Data entries
>> BEGIN
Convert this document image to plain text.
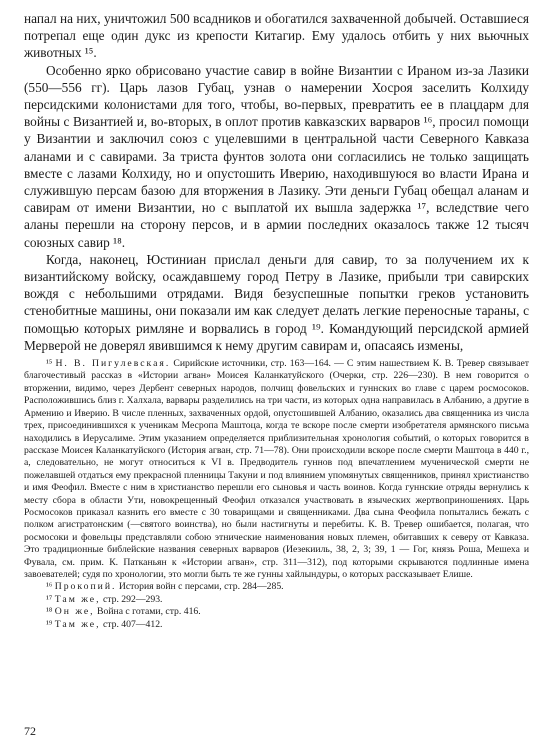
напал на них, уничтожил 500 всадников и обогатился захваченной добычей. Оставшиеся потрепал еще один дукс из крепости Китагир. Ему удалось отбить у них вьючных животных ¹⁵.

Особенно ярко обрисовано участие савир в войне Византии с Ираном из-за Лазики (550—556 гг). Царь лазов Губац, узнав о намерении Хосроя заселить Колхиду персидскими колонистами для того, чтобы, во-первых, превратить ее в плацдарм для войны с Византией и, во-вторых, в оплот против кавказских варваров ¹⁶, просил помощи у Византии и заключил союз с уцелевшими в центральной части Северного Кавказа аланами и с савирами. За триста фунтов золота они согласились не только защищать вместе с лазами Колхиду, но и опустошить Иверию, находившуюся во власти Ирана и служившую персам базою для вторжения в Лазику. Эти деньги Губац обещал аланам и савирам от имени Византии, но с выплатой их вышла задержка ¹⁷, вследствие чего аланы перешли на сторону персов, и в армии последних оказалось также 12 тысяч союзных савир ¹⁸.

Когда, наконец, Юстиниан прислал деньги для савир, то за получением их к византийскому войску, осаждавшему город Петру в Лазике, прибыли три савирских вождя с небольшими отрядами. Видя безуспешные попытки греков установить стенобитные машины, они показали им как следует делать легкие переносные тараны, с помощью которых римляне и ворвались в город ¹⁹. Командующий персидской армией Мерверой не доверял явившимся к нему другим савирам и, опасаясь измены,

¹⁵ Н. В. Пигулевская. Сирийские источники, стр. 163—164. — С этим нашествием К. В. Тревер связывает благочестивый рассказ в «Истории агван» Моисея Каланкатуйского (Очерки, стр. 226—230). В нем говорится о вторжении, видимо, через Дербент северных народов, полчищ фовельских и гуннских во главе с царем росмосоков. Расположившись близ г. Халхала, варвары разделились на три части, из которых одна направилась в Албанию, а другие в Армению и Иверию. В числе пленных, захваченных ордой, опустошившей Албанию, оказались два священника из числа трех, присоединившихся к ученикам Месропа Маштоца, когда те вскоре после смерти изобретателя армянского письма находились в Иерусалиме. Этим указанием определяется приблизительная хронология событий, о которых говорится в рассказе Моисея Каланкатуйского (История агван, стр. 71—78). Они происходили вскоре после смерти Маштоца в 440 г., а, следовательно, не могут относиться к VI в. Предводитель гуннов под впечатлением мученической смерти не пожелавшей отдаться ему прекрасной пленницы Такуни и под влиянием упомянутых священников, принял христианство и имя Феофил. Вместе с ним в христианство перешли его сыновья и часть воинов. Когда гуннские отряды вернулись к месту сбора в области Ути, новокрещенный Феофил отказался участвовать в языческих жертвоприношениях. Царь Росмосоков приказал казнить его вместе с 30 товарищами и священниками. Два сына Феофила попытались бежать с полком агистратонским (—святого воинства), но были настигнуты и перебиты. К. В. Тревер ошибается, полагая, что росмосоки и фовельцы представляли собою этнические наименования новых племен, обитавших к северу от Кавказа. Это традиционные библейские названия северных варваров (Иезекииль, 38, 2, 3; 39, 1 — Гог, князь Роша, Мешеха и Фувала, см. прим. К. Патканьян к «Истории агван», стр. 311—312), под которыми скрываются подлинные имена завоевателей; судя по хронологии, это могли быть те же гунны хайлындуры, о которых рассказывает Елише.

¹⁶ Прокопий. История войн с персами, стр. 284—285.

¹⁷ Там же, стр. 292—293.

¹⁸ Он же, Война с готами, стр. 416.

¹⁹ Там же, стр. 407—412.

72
>> END
>> BEGIN
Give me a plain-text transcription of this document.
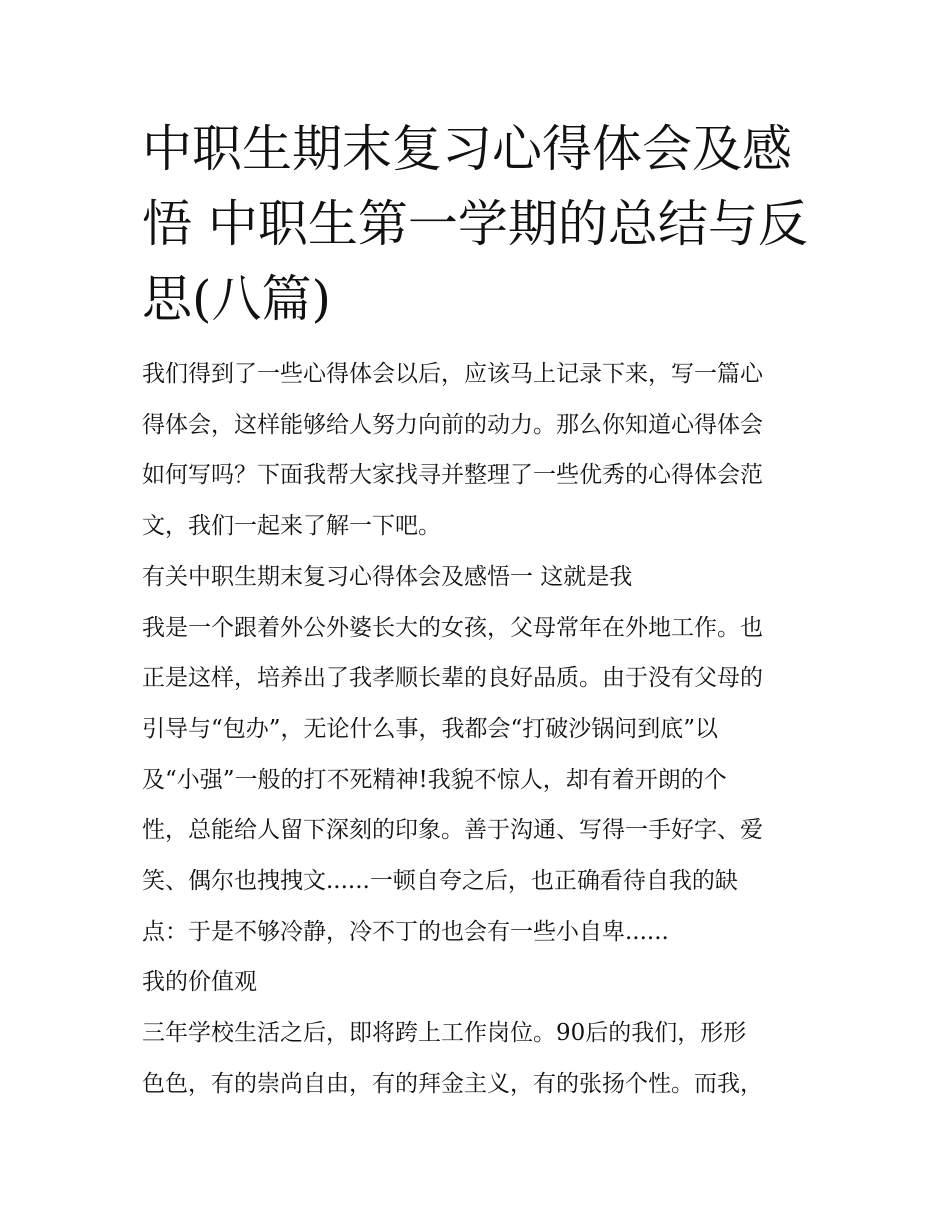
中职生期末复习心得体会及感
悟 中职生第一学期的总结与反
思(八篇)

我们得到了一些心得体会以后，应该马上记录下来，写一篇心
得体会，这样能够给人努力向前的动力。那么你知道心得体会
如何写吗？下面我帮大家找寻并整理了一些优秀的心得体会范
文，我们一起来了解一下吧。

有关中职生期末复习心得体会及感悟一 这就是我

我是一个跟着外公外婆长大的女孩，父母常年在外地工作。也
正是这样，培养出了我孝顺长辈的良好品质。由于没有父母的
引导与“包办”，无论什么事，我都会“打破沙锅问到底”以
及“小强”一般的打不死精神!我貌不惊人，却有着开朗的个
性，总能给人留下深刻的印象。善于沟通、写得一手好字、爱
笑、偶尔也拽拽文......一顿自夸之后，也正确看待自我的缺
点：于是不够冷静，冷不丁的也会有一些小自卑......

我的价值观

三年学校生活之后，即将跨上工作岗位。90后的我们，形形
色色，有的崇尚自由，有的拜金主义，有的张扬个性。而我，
>> END
• _Written request_: Among the entries above, how many lines include the word "this"? Give the number with no comment.

• _Expected answer_: 2